* REQUIREMENT *
Quote all of the data that follows exactly as written, skipping the images.
==== DATA SUPPLIED ====
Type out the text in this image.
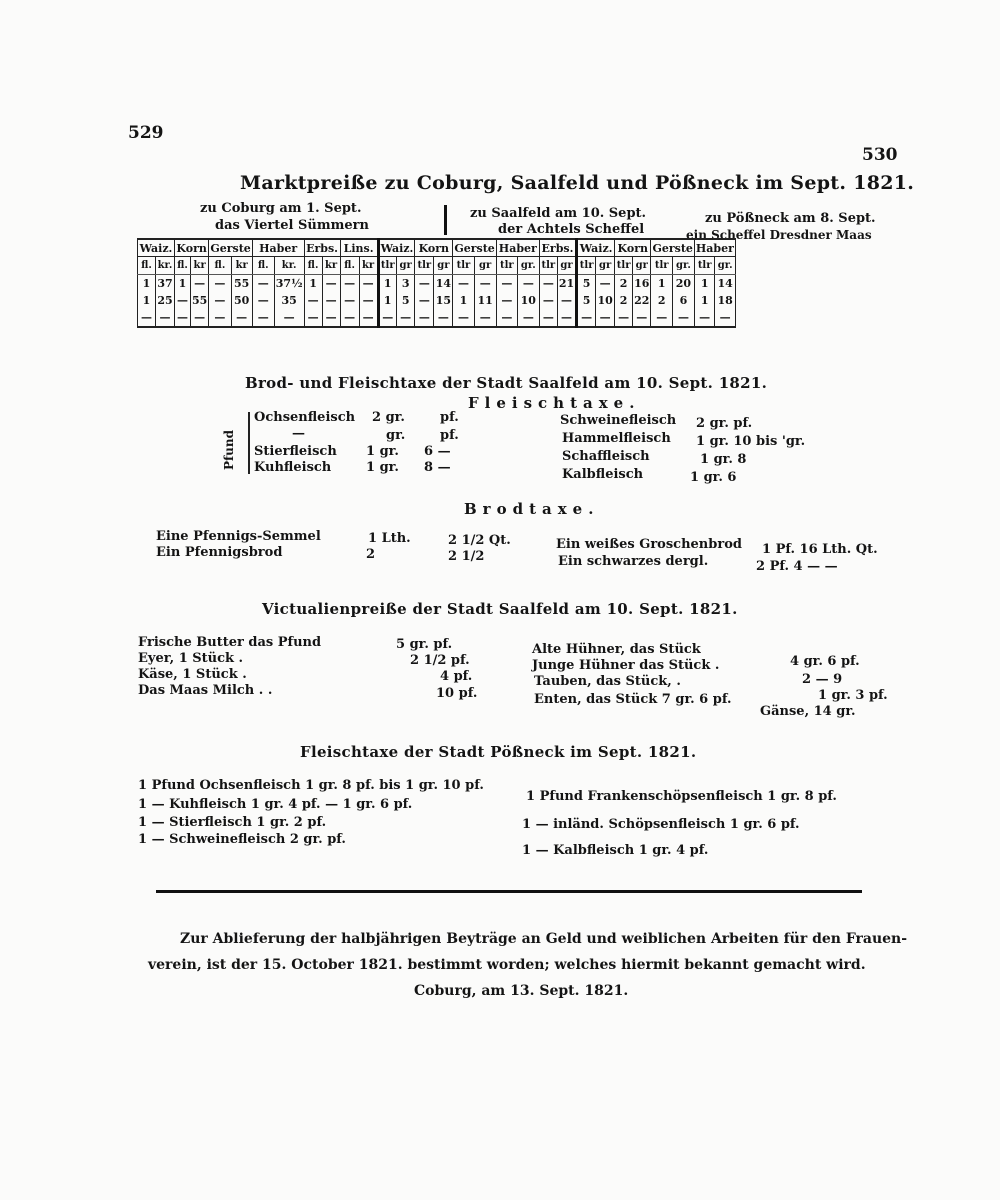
529
530
Marktpreiße zu Coburg, Saalfeld und Pößneck im Sept. 1821.
zu Coburg am 1. Sept.
das Viertel Sümmern
zu Saalfeld am 10. Sept.
der Achtels Scheffel
zu Pößneck am 8. Sept.
ein Scheffel Dresdner Maas
Waiz.		Korn		Gerste		Haber		Erbs.		Lins.		Waiz.		Korn		Gerste		Haber		Erbs.		Waiz.		Korn		Gerste		Haber	
fl.	kr.	fl.	kr	fl.	kr	fl.	kr.	fl.	kr	fl.	kr	tlr	gr	tlr	gr	tlr	gr	tlr	gr.	tlr	gr	tlr	gr	tlr	gr	tlr	gr.	tlr	gr.
1	37	1	—	—	55	—	37½	1	—	—	—	1	3	—	14	—	—	—	—	—	21	5	—	2	16	1	20	1	14
1	25	—	55	—	50	—	35	—	—	—	—	1	5	—	15	1	11	—	10	—	—	5	10	2	22	2	6	1	18
—	—	—	—	—	—	—	—	—	—	—	—	—	—	—	—	—	—	—	—	—	—	—	—	—	—	—	—	—	—
Brod- und Fleischtaxe der Stadt Saalfeld am 10. Sept. 1821.
Fleischtaxe.
Pfund
Ochsenfleisch 2 gr.	pf.
—	gr.	pf.
Stierfleisch 1 gr. 6 —
Kuhfleisch	1 gr. 8 —
Schweinefleisch 2 gr. pf.
Hammelfleisch 1 gr. 10 bis 'gr.
Schaffleisch	1 gr. 8
Kalbfleisch	1 gr. 6
Brodtaxe.
Eine Pfennigs-Semmel	1 Lth.	2 1/2 Qt.
Ein Pfennigsbrod	2	2 1/2
Ein weißes Groschenbrod 1 Pf. 16 Lth. Qt.
Ein schwarzes dergl.	2 Pf. 4 — —
Victualienpreiße der Stadt Saalfeld am 10. Sept. 1821.
Frische Butter das Pfund	5 gr. pf.
Eyer, 1 Stück .	2 1/2 pf.
Käse, 1 Stück .	4 pf.
Das Maas Milch . .	10 pf.
Alte Hühner, das Stück
Junge Hühner das Stück .	4 gr. 6 pf.
Tauben, das Stück, .	2 — 9
1 gr. 3 pf.
Enten, das Stück 7 gr. 6 pf.
Gänse, 14 gr.
Fleischtaxe der Stadt Pößneck im Sept. 1821.
1 Pfund Ochsenfleisch 1 gr. 8 pf. bis 1 gr. 10 pf.
1 — Kuhfleisch 1 gr. 4 pf. — 1 gr. 6 pf.
1 — Stierfleisch 1 gr. 2 pf.
1 — Schweinefleisch 2 gr. pf.
1 Pfund Frankenschöpsenfleisch 1 gr. 8 pf.
1 — inländ. Schöpsenfleisch 1 gr. 6 pf.
1 — Kalbfleisch 1 gr. 4 pf.
Zur Ablieferung der halbjährigen Beyträge an Geld und weiblichen Arbeiten für den Frauen-
verein, ist der 15. October 1821. bestimmt worden; welches hiermit bekannt gemacht wird.
Coburg, am 13. Sept. 1821.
====
* EXPECTED ANSWER *
Type out the text in this image.
529
530
Marktpreiße zu Coburg, Saalfeld und Pößneck im Sept. 1821.
zu Coburg am 1. Sept.
das Viertel Sümmern
zu Saalfeld am 10. Sept.
der Achtels Scheffel
zu Pößneck am 8. Sept.
ein Scheffel Dresdner Maas
Waiz.		Korn		Gerste		Haber		Erbs.		Lins.		Waiz.		Korn		Gerste		Haber		Erbs.		Waiz.		Korn		Gerste		Haber	
fl.	kr.	fl.	kr	fl.	kr	fl.	kr.	fl.	kr	fl.	kr	tlr	gr	tlr	gr	tlr	gr	tlr	gr.	tlr	gr	tlr	gr	tlr	gr	tlr	gr.	tlr	gr.
1	37	1	—	—	55	—	37½	1	—	—	—	1	3	—	14	—	—	—	—	—	21	5	—	2	16	1	20	1	14
1	25	—	55	—	50	—	35	—	—	—	—	1	5	—	15	1	11	—	10	—	—	5	10	2	22	2	6	1	18
—	—	—	—	—	—	—	—	—	—	—	—	—	—	—	—	—	—	—	—	—	—	—	—	—	—	—	—	—	—
Brod- und Fleischtaxe der Stadt Saalfeld am 10. Sept. 1821.
Fleischtaxe.
Pfund
Ochsenfleisch 2 gr.	pf.
—	gr.	pf.
Stierfleisch 1 gr. 6 —
Kuhfleisch	1 gr. 8 —
Schweinefleisch 2 gr. pf.
Hammelfleisch 1 gr. 10 bis 'gr.
Schaffleisch	1 gr. 8
Kalbfleisch	1 gr. 6
Brodtaxe.
Eine Pfennigs-Semmel	1 Lth.	2 1/2 Qt.
Ein Pfennigsbrod	2	2 1/2
Ein weißes Groschenbrod 1 Pf. 16 Lth. Qt.
Ein schwarzes dergl.	2 Pf. 4 — —
Victualienpreiße der Stadt Saalfeld am 10. Sept. 1821.
Frische Butter das Pfund	5 gr. pf.
Eyer, 1 Stück .	2 1/2 pf.
Käse, 1 Stück .	4 pf.
Das Maas Milch . .	10 pf.
Alte Hühner, das Stück
Junge Hühner das Stück .	4 gr. 6 pf.
Tauben, das Stück, .	2 — 9
1 gr. 3 pf.
Enten, das Stück 7 gr. 6 pf.
Gänse, 14 gr.
Fleischtaxe der Stadt Pößneck im Sept. 1821.
1 Pfund Ochsenfleisch 1 gr. 8 pf. bis 1 gr. 10 pf.
1 — Kuhfleisch 1 gr. 4 pf. — 1 gr. 6 pf.
1 — Stierfleisch 1 gr. 2 pf.
1 — Schweinefleisch 2 gr. pf.
1 Pfund Frankenschöpsenfleisch 1 gr. 8 pf.
1 — inländ. Schöpsenfleisch 1 gr. 6 pf.
1 — Kalbfleisch 1 gr. 4 pf.
Zur Ablieferung der halbjährigen Beyträge an Geld und weiblichen Arbeiten für den Frauen-
verein, ist der 15. October 1821. bestimmt worden; welches hiermit bekannt gemacht wird.
Coburg, am 13. Sept. 1821.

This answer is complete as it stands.